--- START OF Input for this task ---
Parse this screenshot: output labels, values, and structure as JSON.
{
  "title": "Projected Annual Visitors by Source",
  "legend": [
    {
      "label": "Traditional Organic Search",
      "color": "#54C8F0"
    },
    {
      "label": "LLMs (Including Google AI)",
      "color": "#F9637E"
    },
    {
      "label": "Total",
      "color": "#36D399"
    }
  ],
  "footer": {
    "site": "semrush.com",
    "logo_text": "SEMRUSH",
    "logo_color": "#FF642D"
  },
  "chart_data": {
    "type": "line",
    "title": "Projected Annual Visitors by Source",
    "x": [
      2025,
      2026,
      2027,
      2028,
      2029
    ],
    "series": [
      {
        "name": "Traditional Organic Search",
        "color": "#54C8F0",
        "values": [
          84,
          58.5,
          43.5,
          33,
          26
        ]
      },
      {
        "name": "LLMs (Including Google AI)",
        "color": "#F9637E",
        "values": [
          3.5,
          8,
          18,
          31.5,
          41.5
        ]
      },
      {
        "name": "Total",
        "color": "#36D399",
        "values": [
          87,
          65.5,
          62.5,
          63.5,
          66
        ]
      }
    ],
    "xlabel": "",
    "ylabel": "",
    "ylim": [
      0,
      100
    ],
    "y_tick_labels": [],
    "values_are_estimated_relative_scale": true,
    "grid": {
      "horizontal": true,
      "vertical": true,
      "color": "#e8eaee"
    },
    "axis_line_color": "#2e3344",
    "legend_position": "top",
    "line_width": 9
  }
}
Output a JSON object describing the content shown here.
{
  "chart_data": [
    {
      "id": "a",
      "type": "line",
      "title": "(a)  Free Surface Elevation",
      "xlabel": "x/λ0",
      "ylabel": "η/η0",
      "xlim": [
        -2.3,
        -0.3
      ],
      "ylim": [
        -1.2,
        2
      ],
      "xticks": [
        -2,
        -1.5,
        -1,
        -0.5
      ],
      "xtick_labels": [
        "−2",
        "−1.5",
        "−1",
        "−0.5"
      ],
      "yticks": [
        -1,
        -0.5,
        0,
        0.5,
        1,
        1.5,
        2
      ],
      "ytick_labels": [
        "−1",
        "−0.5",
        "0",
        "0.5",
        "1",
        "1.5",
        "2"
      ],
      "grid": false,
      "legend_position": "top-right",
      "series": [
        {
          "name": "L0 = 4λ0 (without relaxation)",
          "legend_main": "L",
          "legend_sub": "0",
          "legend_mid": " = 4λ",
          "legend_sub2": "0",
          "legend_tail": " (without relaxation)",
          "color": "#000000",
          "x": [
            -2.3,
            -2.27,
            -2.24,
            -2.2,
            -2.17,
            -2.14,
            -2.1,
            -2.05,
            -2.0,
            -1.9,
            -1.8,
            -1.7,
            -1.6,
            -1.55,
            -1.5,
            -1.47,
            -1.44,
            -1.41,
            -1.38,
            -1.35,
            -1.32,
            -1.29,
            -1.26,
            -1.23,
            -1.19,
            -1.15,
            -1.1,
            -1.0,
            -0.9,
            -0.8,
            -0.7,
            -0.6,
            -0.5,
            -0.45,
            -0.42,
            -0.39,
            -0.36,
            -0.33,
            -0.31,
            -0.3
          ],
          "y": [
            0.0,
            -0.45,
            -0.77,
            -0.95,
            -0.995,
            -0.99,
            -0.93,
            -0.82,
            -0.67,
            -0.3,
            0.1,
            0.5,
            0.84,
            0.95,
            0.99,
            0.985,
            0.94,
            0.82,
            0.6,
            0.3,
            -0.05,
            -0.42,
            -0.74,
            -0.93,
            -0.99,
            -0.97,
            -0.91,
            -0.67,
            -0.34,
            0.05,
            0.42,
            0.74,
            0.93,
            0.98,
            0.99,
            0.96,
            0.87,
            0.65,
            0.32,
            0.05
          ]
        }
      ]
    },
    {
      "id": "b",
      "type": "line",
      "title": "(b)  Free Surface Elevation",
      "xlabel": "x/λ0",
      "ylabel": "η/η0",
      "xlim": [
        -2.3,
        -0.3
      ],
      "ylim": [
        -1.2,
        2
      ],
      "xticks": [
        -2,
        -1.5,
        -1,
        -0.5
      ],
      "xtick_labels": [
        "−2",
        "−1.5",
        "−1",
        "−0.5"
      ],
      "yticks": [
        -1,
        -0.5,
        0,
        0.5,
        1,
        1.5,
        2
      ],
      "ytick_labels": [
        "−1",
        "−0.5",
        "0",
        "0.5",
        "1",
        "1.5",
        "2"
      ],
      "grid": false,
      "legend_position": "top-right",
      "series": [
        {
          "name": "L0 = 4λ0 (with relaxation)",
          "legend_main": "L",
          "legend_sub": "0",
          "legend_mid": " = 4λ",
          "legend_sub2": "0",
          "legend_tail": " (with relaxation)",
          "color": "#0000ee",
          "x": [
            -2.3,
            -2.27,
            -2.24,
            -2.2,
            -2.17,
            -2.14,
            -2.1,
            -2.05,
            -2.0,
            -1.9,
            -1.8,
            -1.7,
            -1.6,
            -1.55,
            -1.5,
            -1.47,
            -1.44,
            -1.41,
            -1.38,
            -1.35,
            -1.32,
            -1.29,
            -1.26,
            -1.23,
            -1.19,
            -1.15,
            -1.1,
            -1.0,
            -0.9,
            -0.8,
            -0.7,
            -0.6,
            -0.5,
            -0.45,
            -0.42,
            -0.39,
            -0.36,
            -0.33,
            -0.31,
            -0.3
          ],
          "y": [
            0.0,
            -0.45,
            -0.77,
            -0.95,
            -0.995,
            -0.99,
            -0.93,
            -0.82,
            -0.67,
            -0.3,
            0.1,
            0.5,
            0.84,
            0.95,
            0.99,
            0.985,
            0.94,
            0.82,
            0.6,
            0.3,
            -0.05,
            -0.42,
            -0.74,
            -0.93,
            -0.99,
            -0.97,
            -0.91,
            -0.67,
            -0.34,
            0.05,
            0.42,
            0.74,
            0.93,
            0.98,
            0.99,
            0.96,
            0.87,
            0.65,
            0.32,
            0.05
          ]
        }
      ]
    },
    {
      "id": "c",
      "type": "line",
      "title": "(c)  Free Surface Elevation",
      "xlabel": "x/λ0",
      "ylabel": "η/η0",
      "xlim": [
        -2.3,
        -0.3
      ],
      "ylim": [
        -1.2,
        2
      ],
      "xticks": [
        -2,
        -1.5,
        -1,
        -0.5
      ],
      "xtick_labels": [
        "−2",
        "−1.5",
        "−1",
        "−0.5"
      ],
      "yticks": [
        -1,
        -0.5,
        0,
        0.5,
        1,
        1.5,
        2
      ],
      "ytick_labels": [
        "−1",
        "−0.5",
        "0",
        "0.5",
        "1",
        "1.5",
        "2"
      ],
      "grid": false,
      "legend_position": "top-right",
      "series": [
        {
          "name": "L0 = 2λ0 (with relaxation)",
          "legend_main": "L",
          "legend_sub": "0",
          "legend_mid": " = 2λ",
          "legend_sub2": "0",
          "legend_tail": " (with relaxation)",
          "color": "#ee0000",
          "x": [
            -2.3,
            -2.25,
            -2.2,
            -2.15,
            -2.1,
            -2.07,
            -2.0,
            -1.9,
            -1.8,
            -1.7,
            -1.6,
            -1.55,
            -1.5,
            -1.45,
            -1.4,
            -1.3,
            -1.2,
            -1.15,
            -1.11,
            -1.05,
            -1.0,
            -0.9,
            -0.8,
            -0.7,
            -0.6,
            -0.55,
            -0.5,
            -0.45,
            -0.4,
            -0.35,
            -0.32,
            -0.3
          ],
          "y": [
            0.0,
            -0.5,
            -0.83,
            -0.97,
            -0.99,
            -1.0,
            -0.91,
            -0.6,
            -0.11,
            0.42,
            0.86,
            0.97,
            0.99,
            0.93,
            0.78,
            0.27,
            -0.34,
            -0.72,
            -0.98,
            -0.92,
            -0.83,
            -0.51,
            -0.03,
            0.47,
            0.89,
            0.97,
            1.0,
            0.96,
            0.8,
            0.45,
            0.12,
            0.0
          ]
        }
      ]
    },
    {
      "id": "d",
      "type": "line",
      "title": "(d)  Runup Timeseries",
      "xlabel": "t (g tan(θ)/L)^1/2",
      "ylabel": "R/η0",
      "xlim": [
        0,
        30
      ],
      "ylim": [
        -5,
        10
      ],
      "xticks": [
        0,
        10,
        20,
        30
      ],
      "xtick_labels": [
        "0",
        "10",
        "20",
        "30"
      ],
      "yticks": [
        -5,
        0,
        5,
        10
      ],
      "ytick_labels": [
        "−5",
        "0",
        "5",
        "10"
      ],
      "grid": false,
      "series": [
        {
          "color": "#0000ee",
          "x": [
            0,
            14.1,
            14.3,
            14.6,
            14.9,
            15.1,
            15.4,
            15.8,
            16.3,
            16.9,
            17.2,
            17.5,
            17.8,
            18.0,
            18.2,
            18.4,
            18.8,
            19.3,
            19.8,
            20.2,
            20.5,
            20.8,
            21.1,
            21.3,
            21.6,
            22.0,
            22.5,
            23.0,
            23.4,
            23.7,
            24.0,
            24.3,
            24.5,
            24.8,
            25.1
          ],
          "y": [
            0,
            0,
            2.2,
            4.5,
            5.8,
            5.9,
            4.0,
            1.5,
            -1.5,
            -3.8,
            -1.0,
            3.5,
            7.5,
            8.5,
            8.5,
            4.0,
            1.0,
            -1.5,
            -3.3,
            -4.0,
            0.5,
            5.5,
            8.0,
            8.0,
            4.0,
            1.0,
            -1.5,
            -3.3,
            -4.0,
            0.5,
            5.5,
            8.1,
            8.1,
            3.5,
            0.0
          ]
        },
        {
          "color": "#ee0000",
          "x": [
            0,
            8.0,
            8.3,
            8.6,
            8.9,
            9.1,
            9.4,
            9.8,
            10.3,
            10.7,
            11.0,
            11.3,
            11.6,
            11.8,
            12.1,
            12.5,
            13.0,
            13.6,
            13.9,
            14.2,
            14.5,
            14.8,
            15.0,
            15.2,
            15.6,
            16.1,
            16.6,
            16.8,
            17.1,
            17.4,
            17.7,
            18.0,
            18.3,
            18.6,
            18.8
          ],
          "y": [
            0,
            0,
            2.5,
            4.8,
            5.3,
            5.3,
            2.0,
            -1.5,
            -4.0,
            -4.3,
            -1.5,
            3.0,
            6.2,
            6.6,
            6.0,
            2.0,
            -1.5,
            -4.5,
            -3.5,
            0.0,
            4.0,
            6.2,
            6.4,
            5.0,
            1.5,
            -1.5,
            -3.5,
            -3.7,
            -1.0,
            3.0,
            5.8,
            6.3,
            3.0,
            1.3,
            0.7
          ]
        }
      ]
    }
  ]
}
--- END OF Input for this task ---
What this task involves
Locate each line containing the string "relaxation" and show it.

Task solution
          "name": "L0 = 4λ0 (without relaxation)",
          "legend_tail": " (without relaxation)",
          "name": "L0 = 4λ0 (with relaxation)",
          "legend_tail": " (with relaxation)",
          "name": "L0 = 2λ0 (with relaxation)",
          "legend_tail": " (with relaxation)",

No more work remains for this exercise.